→ Source records
%%

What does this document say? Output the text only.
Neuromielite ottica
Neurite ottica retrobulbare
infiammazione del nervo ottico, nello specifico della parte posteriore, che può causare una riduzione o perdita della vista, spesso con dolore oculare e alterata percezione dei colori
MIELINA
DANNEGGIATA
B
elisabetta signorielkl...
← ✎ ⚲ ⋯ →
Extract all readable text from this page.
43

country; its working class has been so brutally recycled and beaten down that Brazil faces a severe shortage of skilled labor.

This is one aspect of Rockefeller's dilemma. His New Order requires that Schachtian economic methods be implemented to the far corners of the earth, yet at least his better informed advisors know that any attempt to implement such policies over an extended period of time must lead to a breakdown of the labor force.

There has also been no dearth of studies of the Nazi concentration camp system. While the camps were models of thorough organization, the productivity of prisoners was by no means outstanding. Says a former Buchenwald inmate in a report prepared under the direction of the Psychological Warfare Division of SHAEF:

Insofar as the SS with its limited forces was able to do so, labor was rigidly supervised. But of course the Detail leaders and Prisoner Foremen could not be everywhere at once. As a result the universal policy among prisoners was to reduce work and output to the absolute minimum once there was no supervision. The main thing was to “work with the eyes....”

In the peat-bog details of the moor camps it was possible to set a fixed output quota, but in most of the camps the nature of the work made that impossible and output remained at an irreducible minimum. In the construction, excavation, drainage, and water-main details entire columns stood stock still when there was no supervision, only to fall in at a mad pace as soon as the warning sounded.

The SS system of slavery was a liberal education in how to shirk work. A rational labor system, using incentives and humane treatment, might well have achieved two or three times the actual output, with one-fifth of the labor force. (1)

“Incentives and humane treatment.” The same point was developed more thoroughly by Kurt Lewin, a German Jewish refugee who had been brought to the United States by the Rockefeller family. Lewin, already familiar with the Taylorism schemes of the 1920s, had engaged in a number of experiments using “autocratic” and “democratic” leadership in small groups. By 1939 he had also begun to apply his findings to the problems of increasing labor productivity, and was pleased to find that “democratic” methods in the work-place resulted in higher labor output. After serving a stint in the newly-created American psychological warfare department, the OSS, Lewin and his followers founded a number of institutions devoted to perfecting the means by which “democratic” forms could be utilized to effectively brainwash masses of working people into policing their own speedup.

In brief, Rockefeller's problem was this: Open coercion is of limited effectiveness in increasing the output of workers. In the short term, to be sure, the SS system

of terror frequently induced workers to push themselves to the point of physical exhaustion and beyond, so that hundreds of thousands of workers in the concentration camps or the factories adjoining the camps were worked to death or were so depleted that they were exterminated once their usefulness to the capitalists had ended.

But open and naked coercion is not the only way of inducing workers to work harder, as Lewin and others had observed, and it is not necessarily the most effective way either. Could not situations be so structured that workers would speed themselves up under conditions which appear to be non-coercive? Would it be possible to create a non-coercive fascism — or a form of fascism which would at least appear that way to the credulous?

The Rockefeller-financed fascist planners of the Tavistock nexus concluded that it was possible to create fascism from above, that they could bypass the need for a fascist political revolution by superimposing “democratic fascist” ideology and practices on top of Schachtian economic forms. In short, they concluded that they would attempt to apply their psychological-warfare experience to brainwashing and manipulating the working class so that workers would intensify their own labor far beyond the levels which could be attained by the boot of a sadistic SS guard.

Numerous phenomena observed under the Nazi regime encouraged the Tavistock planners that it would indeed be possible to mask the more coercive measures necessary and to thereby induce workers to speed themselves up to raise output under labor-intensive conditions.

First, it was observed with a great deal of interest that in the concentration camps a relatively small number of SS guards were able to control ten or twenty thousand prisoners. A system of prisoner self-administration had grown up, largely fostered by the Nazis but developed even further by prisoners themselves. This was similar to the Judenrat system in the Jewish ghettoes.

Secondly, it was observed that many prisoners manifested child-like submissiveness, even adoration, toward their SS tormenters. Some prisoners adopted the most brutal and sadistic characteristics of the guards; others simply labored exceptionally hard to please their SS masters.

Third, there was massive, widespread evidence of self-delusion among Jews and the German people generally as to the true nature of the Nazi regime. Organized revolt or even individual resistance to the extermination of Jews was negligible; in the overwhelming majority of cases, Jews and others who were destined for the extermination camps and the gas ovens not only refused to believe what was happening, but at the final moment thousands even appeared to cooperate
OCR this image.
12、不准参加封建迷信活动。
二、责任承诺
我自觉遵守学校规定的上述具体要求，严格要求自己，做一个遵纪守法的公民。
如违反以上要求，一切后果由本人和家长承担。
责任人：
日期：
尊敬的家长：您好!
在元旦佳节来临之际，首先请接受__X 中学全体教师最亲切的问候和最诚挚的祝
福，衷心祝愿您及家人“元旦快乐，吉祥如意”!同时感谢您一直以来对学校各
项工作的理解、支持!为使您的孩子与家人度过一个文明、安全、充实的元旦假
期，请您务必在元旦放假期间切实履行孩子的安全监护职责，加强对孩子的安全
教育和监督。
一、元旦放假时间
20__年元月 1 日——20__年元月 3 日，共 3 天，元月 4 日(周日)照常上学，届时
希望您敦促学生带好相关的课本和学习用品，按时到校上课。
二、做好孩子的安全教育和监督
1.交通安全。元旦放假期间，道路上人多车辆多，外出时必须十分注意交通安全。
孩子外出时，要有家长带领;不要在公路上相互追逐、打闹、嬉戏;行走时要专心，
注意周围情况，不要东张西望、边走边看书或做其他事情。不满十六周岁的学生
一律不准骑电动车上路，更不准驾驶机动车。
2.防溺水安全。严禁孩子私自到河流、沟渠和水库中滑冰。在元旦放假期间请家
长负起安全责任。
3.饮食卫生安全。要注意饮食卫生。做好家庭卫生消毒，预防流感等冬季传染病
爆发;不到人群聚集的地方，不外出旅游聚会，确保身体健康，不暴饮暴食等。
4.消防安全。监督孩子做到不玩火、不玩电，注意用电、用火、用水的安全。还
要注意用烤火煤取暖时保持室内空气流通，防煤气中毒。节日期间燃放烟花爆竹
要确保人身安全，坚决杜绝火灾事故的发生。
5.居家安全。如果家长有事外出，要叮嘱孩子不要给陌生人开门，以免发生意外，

%%

→ GOAL
Report only the number of lines in the records that include the word "Jewish".

→ RESULT FOR THIS EXERCISE
2